From an early age Smith was collecting and recording rituals, music and language and attempting to capture them and their ‘essence.’ By the age of 15 Smith had spent time on the Lummi and Salish Indian reservations recording songs and rituals, collecting sacred religious objects, and compiling a dictionary of several Puget Sound dialects. He was depicted in American Magazine posing with local Indian chiefs recording the spirit dance at the Lummi potlatch. “I took photographs, and made recordings, collected string figures—anything I’d seen in the standard anthropology books about what was liable to be the culture elements in the area.”

“When I was a child somebody came to school one day and said they’d been to an Indian dance and they saw someone swinging a skull on the end of a string; so I thought hmmmm, I have to see this. I sometimes spent three or four months with them during summer vacation or in the winter, while I was going to junior high or high school. In an effort to write down dances, I developed certain techniques of transcription. Then I got interested in the designs in relation to music. That’s where it started from. It was an attempt to write down the unknown Indian life. I took portable recording equipment all over the place before anyone else did and recorded whole long ceremonies sometimes lasting several days. Diagramming the pictures was so interesting that I then started to be interested in music in relation to existence.”
From an early age Smith took a nontraditional approach to ethnographic observations. He saw underlying patterns emerge from disparate cultural activities and he decided that his life’s work would be to uncover these patterns and find methods for their transcription. His stated ambition in the high school yearbook was to be a composer of symphonic music.
As a teenager Smith began collecting records which was to become a lifelong obsession. The first record he heard was a “Tommy McClellan record that had somehow got into this town by mistake. It sounded strange and I looked for others. I started looking in other towns and found Yank Rachell records in Mount Vernon, Washington. Then during the record drive—I arranged for other people to look for old records. People collected records because you could sell them for scrap.” During World War II, people brought out records from their basements and attics, to be melted down for shellac making them available for next to nothing.
Smith studied anthropology at the University of Washington for five semesters between 1942 – 44. Old transcripts reveal that he took courses including the Evolution of Man, American Indigenous linguistics, geology, and principles of race and language.

Stated goal a ->
Which lines of the records below contain the string "coordinates"? Copy each such line, treating case as significant.

(Dataset records)

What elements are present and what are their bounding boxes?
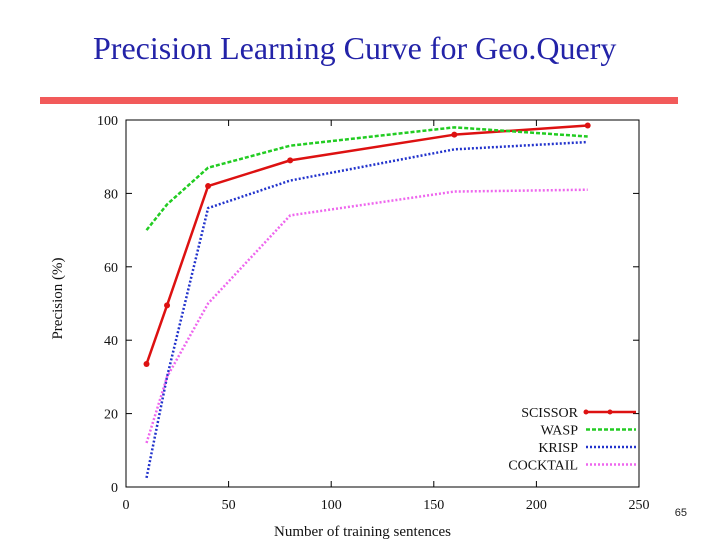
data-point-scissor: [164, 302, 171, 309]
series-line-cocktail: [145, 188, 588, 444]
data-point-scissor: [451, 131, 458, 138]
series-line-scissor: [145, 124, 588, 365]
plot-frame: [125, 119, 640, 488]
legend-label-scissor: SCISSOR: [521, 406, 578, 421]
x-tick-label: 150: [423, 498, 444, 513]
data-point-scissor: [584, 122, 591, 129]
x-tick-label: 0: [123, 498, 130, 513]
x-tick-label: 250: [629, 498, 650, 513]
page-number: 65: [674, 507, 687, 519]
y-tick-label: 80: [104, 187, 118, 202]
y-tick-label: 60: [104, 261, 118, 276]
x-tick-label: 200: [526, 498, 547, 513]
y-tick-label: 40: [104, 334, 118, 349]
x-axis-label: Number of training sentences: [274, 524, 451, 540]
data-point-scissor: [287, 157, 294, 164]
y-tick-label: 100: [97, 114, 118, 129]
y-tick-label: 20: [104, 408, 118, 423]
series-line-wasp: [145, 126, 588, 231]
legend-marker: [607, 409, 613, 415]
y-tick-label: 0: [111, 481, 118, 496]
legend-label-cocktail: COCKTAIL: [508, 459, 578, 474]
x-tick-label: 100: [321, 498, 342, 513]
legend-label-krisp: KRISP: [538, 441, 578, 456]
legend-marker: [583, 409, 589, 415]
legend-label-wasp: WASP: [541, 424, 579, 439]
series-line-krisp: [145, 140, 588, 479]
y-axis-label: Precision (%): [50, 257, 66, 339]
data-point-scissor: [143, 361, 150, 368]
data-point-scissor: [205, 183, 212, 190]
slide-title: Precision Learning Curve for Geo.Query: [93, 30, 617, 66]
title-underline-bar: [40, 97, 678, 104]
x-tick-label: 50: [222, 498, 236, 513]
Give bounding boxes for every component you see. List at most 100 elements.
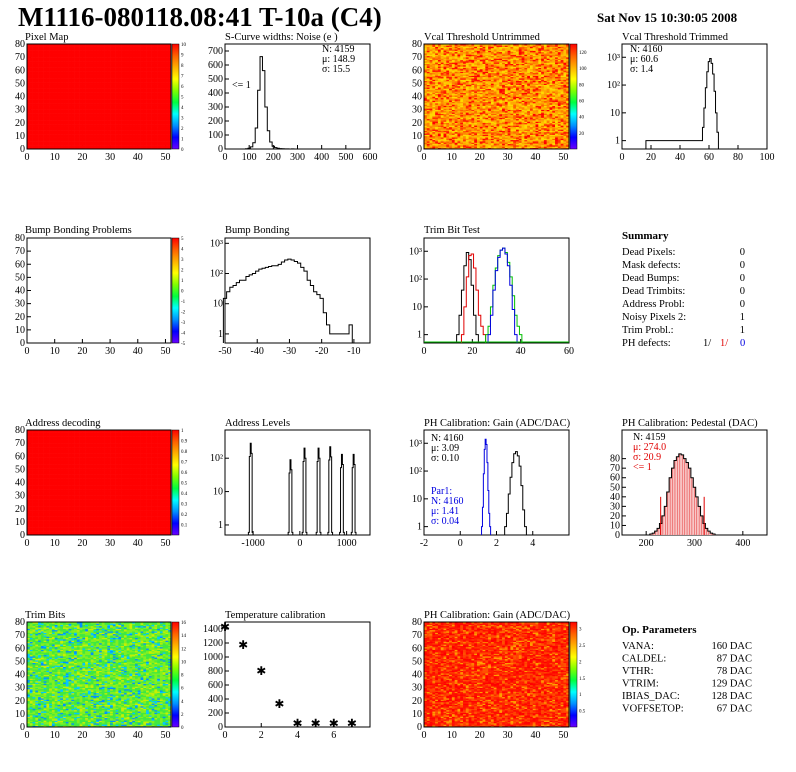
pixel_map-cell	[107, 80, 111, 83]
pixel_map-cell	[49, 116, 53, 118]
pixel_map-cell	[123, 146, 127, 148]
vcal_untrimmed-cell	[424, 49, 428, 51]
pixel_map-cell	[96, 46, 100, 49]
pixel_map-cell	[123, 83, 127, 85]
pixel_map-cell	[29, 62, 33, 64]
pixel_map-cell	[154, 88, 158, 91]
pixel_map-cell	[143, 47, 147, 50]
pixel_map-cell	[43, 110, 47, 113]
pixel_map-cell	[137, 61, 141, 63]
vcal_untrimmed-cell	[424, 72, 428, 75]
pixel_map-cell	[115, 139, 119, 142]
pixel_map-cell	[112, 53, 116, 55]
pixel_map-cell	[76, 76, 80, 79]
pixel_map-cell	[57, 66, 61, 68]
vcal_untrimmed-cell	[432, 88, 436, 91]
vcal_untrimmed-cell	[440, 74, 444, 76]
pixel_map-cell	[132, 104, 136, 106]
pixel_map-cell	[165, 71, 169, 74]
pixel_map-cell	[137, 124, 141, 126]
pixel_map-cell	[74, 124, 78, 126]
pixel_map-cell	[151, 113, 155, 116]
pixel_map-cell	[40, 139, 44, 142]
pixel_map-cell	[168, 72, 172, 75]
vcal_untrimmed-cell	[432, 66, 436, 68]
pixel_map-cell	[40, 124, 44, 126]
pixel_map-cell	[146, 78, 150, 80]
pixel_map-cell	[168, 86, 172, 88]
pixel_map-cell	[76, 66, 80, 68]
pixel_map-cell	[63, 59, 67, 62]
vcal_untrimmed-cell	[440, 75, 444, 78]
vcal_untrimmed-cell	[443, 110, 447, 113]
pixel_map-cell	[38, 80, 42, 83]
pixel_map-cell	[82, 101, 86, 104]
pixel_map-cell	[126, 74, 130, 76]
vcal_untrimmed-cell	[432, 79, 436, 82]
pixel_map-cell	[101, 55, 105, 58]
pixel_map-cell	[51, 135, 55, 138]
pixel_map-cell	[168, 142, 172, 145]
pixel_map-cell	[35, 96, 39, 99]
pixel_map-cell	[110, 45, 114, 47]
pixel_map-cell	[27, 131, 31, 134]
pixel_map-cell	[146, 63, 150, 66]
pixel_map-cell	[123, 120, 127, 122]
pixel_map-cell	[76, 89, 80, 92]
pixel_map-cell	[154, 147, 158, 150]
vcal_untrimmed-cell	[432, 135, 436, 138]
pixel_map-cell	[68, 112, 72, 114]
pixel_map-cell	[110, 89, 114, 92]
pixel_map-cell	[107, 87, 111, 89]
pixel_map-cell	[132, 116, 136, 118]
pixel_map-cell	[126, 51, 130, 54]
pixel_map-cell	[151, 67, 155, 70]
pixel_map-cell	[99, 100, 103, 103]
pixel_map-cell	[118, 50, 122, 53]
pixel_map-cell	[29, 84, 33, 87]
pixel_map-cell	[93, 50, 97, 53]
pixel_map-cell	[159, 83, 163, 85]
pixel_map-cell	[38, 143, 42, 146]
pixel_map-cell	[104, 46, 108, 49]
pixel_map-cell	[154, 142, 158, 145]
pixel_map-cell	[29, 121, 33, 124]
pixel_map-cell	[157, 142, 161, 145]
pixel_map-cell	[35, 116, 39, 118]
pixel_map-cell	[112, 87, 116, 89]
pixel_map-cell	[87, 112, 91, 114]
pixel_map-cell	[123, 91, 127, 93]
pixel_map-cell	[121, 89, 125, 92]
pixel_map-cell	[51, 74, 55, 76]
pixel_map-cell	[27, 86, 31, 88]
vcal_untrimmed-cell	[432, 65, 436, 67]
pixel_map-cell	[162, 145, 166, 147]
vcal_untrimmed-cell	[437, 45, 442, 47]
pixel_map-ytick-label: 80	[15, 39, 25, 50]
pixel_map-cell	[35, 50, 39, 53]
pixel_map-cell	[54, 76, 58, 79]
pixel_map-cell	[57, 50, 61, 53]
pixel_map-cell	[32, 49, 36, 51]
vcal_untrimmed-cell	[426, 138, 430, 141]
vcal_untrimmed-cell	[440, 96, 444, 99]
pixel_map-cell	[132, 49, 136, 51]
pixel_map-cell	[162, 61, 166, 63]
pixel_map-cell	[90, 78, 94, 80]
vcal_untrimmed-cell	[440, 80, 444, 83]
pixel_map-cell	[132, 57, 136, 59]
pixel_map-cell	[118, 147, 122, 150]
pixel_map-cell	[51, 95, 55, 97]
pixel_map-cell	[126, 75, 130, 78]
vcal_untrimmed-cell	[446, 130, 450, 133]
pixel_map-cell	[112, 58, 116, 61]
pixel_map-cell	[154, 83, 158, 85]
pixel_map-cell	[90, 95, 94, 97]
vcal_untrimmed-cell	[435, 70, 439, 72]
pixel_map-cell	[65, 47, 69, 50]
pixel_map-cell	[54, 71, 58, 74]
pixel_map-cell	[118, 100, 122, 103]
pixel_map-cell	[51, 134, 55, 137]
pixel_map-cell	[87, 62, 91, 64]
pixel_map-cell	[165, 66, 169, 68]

* * *

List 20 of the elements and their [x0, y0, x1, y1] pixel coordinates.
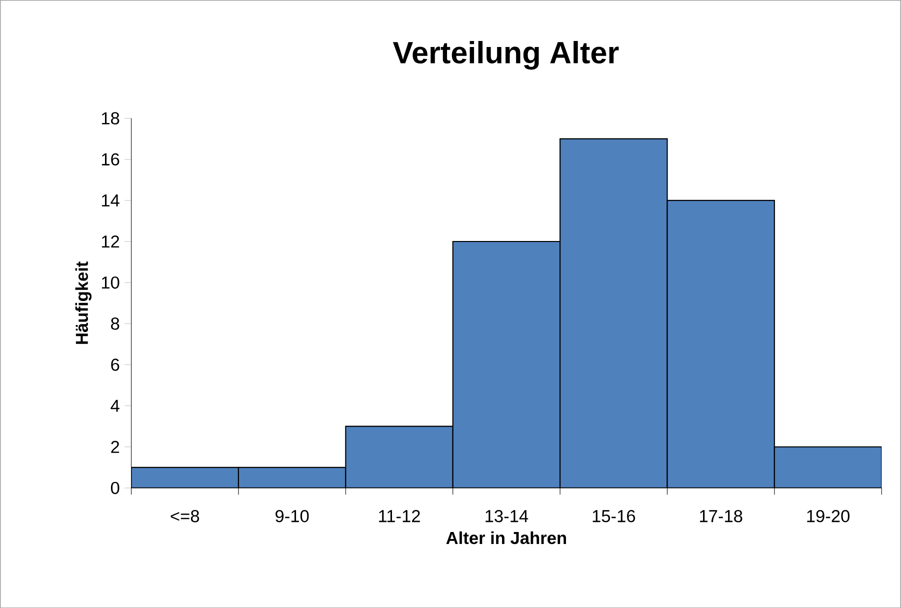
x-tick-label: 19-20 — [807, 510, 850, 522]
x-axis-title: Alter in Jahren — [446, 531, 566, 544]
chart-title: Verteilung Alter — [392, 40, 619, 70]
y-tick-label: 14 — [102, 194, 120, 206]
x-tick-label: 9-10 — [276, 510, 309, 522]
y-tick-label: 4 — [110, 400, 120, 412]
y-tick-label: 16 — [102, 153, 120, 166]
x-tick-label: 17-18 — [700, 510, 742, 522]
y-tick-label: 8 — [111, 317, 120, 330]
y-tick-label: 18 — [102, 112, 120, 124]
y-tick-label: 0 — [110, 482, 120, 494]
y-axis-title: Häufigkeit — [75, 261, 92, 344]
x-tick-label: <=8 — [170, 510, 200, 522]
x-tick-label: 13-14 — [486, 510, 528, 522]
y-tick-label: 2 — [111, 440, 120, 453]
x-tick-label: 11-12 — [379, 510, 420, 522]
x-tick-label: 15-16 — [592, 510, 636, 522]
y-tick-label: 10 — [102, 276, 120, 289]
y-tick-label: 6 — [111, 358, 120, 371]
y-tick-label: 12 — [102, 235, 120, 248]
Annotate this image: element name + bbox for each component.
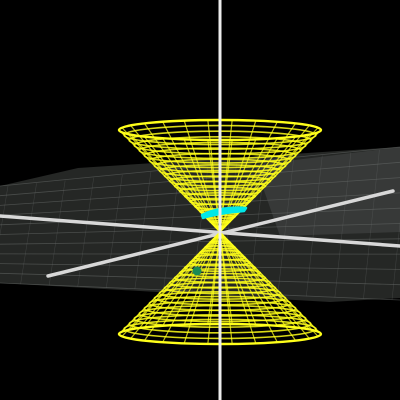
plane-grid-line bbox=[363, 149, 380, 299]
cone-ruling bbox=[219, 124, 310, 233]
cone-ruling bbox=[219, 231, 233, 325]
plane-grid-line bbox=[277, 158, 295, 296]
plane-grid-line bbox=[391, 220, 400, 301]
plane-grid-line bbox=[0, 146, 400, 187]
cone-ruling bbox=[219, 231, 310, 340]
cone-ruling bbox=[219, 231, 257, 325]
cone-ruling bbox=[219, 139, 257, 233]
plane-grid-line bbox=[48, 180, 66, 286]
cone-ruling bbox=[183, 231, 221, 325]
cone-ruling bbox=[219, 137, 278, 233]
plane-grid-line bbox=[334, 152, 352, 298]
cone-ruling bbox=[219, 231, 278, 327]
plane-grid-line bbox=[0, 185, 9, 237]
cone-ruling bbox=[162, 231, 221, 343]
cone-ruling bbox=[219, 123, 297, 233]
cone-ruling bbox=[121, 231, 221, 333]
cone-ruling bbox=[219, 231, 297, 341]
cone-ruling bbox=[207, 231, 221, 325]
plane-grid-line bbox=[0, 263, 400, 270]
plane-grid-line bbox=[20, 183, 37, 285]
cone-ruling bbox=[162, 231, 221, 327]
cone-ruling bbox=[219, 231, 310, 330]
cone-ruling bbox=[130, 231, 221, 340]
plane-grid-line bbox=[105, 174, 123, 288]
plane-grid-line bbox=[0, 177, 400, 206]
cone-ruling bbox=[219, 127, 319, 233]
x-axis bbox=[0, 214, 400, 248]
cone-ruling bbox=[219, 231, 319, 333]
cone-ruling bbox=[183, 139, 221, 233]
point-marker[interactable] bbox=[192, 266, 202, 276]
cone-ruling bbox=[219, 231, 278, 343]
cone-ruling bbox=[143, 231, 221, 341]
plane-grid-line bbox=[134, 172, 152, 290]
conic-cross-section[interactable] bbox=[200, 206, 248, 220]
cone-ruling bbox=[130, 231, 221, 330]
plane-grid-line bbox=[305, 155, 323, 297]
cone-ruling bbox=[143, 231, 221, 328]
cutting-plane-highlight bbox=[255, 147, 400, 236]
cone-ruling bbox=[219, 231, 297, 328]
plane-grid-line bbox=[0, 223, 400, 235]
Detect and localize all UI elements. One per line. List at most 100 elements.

--

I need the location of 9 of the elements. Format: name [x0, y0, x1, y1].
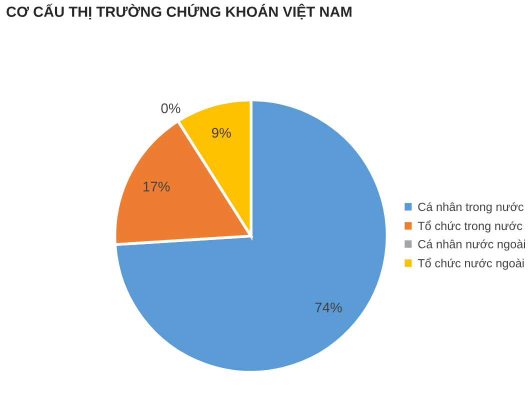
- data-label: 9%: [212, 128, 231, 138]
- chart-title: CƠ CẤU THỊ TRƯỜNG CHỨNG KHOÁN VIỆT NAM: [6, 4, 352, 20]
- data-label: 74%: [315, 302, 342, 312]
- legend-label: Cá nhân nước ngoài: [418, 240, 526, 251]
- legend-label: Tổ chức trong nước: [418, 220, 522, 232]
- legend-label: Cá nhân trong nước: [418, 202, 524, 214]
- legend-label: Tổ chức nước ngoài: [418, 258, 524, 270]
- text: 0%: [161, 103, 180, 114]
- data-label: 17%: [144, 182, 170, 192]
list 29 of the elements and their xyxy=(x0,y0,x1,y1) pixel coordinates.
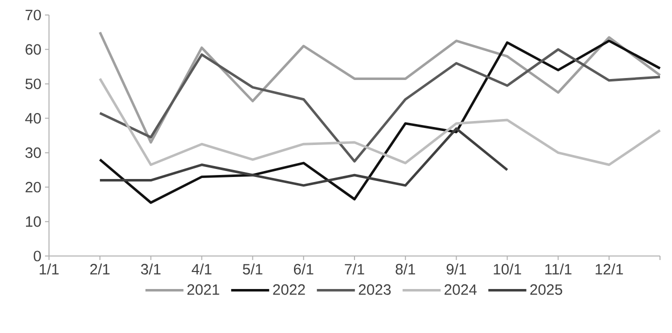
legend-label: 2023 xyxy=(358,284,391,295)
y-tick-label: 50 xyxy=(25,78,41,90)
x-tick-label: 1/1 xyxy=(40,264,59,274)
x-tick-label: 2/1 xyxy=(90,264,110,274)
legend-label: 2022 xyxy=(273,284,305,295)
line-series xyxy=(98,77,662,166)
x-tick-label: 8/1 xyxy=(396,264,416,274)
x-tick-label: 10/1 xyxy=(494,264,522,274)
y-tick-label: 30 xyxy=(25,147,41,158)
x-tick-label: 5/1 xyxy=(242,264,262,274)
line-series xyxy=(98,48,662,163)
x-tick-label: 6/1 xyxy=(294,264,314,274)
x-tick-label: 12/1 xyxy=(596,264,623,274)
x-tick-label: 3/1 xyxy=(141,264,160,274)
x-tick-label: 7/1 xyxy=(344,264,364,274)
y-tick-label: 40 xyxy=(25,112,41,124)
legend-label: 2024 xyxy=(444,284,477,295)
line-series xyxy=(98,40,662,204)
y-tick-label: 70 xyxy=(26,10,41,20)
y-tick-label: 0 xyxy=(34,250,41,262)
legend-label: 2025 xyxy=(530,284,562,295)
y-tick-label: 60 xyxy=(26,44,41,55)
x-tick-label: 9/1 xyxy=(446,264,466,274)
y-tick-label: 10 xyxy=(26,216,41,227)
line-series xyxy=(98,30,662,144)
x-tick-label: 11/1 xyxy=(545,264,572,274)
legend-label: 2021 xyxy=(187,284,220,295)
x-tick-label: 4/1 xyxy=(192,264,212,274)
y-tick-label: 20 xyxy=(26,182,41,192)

Stated goal b ->
Answer these questions about the text on Smith's early collecting:
(i) By what age had Smith spent time on the Lummi and Salish reservations?
(ii) In what town did he find Yank Rachell records?
(iii) For how many semesters did he study anthropology at the University of Washington?

Written reply a ->
List 20 of the elements and their [x0, y0, x1, y1] pixel coordinates.
list 29 of the elements and their xyxy=(x0,y0,x1,y1) pixel coordinates.

Written reply b ->
(i) By the age of 15.
(ii) Mount Vernon, Washington.
(iii) Five semesters.